• Problem to solve:
Find and copy lines holding "deformation".

(Recorded data)
** START **
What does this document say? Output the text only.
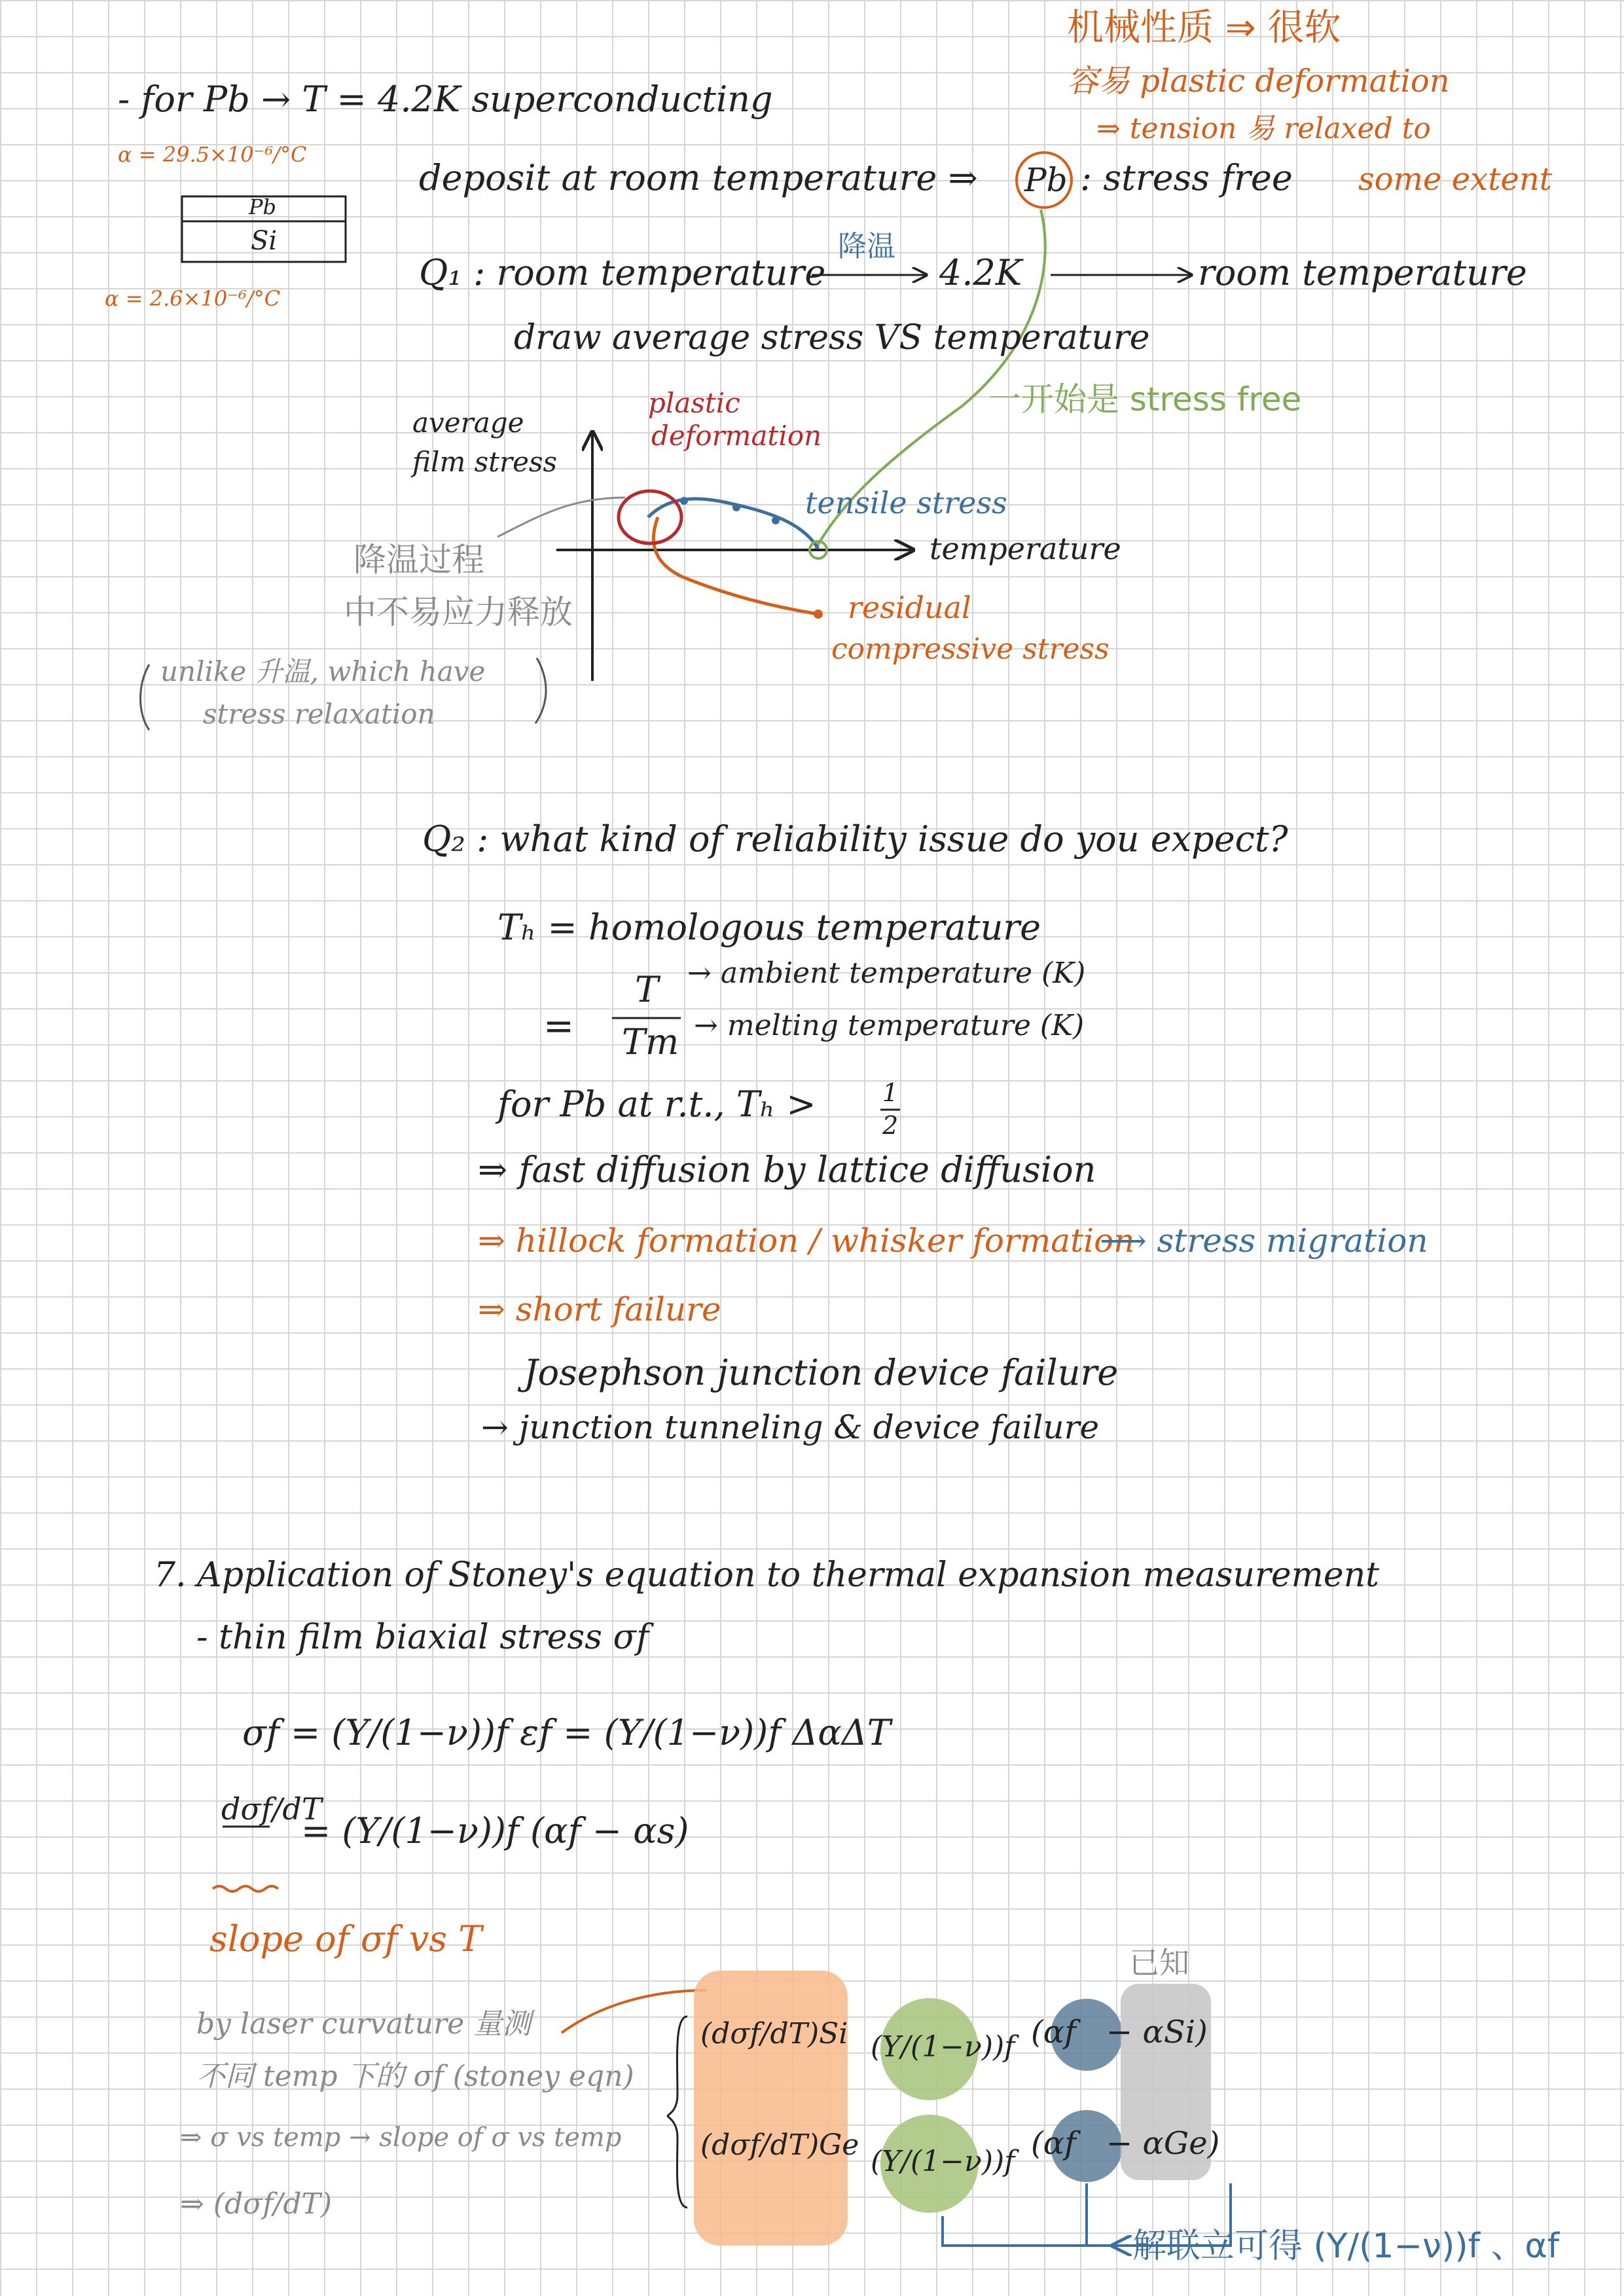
- for Pb → T = 4.2K superconducting
α = 29.5×10⁻⁶/°C
Pb
Si
α = 2.6×10⁻⁶/°C
deposit at room temperature ⇒ Pb : stress free
机械性质 ⇒ 很软
容易 plastic deformation
⇒ tension 易 relaxed to
some extent
Q₁ : room temperature
降温
4.2K	room temperature
draw average stress VS temperature
一开始是 stress free
average
film stress
temperature
plastic
deformation
tensile stress
residual
compressive stress
降温过程
中不易应力释放
unlike 升温, which have
stress relaxation
Q₂ : what kind of reliability issue do you expect?
Tₕ = homologous temperature
=
T
Tm
→ ambient temperature (K)
→ melting temperature (K)
for Pb at r.t., Tₕ >	1
2
⇒ fast diffusion by lattice diffusion
⇒ hillock formation / whisker formation
⟶ stress migration
⇒ short failure
Josephson junction device failure
→ junction tunneling & device failure
7. Application of Stoney's equation to thermal expansion measurement
- thin film biaxial stress σf
σf = (Y/(1−ν))f εf = (Y/(1−ν))f ΔαΔT
dσf/dT
= (Y/(1−ν))f (αf − αs)
slope of σf vs T
by laser curvature 量测
不同 temp 下的 σf (stoney eqn)
⇒ σ vs temp → slope of σ vs temp
⇒ (dσf/dT)
已知
(dσf/dT)Si (Y/(1−ν))f (αf − αSi)
(dσf/dT)Ge (Y/(1−ν))f (αf − αGe)
解联立可得 (Y/(1−ν))f 、αf
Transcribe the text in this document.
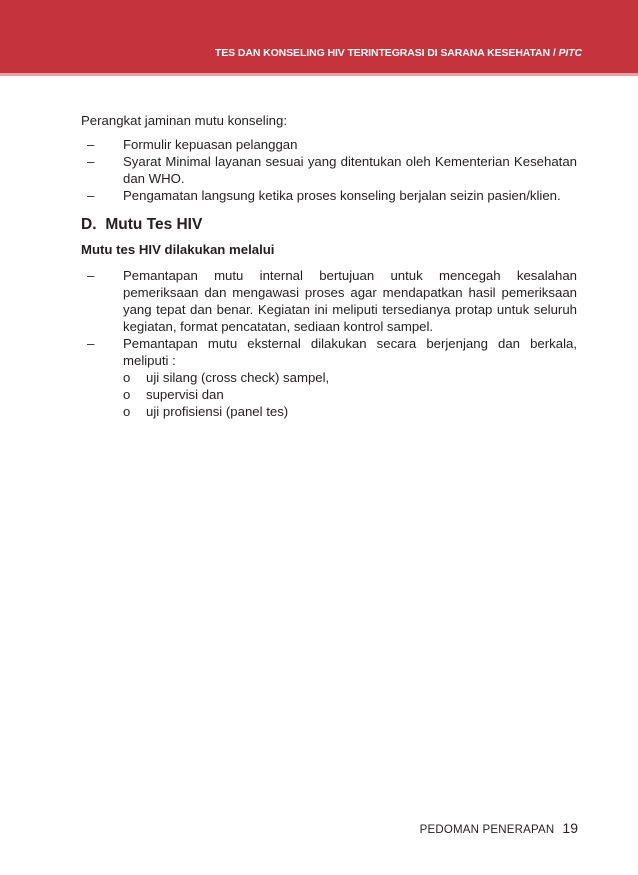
TES DAN KONSELING HIV TERINTEGRASI DI SARANA KESEHATAN / PITC

Perangkat jaminan mutu konseling:

– Formulir kepuasan pelanggan
– Syarat Minimal layanan sesuai yang ditentukan oleh Kementerian Kesehatan dan WHO.
– Pengamatan langsung ketika proses konseling berjalan seizin pasien/klien.
D. Mutu Tes HIV
Mutu tes HIV dilakukan melalui
– Pemantapan mutu internal bertujuan untuk mencegah kesalahan pemeriksaan dan mengawasi proses agar mendapatkan hasil pemeriksaan yang tepat dan benar. Kegiatan ini meliputi tersedianya protap untuk seluruh kegiatan, format pencatatan, sediaan kontrol sampel.
– Pemantapan mutu eksternal dilakukan secara berjenjang dan berkala, meliputi :
o uji silang (cross check) sampel,
o supervisi dan
o uji profisiensi (panel tes)
PEDOMAN PENERAPAN 19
** END **
• Exercise result:
容易 plastic deformation
deformation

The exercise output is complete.